Data records
....

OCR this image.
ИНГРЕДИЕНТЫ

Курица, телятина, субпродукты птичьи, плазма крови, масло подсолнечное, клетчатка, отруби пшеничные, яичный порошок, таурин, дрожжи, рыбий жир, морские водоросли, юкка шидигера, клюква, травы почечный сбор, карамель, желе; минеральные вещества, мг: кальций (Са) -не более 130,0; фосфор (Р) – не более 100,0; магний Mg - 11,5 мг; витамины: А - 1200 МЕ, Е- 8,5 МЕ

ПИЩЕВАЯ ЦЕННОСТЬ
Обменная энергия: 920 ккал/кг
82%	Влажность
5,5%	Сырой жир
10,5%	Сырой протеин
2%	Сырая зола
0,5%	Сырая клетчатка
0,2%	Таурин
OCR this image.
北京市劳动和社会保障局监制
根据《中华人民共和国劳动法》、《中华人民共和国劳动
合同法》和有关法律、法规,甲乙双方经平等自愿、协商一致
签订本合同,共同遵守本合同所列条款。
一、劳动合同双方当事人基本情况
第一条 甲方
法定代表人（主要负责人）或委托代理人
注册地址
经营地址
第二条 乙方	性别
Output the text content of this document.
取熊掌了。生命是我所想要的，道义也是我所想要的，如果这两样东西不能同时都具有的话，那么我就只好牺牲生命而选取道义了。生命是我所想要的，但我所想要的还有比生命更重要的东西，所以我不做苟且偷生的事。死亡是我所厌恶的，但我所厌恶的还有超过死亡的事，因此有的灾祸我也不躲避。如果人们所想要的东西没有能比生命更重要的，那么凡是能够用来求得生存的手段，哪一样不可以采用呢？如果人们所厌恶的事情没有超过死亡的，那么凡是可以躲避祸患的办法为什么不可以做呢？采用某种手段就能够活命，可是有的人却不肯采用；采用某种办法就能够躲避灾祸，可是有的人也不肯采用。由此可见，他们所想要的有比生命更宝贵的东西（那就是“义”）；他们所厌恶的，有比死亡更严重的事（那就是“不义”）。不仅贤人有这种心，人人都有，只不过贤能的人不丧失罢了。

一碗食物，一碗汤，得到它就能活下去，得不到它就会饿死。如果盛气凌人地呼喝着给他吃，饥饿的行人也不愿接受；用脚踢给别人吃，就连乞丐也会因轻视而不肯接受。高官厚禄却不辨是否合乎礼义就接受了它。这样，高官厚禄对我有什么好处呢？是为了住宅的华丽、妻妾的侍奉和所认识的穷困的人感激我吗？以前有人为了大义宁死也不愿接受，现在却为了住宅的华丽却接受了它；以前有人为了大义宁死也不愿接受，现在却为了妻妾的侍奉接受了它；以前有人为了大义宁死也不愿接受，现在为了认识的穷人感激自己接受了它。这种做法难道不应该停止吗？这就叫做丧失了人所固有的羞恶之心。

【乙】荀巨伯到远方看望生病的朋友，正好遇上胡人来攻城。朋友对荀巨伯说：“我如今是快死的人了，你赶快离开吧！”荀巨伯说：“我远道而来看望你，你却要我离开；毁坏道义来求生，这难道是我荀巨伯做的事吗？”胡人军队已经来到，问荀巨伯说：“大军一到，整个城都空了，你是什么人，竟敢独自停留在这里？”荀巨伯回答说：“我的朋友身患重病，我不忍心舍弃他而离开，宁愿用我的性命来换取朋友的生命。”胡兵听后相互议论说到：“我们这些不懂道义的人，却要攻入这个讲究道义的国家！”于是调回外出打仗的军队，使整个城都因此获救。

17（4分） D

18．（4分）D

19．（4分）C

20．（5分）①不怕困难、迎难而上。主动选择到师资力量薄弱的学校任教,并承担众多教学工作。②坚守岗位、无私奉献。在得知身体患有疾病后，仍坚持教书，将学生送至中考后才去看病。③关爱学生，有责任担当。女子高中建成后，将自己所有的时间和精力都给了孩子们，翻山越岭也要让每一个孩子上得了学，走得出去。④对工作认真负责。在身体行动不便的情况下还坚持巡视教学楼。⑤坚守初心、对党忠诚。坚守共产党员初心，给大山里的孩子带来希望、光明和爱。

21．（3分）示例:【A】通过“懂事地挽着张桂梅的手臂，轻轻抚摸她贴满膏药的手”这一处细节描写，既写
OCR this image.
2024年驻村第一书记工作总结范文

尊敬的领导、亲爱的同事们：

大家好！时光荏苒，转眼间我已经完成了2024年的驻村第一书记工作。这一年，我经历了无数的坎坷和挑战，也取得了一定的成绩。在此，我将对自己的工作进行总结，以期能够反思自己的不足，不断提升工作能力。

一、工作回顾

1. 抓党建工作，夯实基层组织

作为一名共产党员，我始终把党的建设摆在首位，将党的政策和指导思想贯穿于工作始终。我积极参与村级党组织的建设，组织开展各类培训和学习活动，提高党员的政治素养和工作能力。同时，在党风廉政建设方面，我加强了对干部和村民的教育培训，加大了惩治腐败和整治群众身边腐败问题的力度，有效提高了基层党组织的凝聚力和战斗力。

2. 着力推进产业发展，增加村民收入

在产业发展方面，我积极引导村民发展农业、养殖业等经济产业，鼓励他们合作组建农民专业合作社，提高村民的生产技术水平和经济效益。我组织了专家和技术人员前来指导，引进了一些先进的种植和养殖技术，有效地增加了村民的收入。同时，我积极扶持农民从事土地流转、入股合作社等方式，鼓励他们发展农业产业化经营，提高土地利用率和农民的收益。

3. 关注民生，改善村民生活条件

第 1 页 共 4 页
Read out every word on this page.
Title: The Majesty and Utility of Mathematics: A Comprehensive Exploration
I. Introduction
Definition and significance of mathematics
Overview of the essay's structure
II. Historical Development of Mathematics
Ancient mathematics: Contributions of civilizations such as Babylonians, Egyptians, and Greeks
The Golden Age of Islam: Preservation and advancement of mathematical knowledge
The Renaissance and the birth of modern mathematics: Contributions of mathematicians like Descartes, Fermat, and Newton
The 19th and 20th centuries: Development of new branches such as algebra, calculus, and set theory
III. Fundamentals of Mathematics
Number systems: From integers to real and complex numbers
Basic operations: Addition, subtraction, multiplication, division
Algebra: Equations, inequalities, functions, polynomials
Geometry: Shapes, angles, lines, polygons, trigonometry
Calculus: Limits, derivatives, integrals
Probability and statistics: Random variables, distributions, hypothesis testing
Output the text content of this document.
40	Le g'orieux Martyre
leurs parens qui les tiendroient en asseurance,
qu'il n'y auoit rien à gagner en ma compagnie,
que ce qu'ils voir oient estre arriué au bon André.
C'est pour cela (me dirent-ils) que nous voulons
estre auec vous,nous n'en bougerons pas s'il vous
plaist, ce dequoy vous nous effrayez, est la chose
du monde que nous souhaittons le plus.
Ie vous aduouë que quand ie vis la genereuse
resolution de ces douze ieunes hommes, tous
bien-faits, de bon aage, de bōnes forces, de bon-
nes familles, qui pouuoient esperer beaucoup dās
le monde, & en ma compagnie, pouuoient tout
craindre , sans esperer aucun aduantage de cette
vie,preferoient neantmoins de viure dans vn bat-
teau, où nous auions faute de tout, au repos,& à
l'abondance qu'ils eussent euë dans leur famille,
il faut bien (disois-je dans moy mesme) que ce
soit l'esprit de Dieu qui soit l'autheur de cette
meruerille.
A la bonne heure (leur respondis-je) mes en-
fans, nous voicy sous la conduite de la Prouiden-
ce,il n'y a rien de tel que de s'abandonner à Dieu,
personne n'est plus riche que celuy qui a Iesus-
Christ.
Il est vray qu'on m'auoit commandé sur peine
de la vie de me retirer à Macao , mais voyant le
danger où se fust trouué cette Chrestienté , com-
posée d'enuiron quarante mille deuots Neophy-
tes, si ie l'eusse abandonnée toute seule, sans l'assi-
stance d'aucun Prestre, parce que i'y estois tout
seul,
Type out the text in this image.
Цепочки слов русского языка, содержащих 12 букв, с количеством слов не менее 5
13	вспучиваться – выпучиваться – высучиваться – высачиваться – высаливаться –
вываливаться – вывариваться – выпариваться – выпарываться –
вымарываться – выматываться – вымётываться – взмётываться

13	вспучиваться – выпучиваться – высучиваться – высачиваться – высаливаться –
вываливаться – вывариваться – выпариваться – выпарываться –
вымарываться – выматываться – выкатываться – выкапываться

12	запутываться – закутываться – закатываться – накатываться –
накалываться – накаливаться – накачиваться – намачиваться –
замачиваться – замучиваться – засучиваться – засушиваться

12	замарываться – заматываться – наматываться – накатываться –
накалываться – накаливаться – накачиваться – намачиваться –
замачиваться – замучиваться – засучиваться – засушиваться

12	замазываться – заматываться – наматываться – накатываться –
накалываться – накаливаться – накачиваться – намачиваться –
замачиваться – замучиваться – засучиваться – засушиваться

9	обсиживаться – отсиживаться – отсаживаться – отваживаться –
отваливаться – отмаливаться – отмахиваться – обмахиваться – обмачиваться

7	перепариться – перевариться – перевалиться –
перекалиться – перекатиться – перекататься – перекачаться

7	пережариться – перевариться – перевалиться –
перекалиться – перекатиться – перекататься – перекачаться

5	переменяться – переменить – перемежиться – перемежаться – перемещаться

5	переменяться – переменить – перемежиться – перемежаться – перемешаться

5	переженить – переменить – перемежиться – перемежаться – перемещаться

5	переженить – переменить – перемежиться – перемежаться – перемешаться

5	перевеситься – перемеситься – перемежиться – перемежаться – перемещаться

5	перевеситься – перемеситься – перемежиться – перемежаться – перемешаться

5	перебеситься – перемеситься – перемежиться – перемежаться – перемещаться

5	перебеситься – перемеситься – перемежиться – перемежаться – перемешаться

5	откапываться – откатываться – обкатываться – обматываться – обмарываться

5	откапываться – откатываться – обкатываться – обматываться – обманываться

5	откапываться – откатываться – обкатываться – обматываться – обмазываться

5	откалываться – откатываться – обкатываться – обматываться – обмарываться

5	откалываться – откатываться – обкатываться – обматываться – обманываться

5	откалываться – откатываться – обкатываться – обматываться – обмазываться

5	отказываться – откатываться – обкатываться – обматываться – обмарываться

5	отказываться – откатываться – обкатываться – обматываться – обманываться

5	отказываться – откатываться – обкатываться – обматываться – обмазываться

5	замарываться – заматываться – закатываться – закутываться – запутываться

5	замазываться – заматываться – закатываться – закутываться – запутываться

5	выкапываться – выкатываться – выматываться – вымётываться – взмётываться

....

* _WHAT TO DO_
Search the data for the word "откалываться" and copy each line where it appears.

* _ANSWER IN FULL_
5	откалываться – откатываться – обкатываться – обматываться – обмарываться
5	откалываться – откатываться – обкатываться – обматываться – обманываться
5	откалываться – откатываться – обкатываться – обматываться – обмазываться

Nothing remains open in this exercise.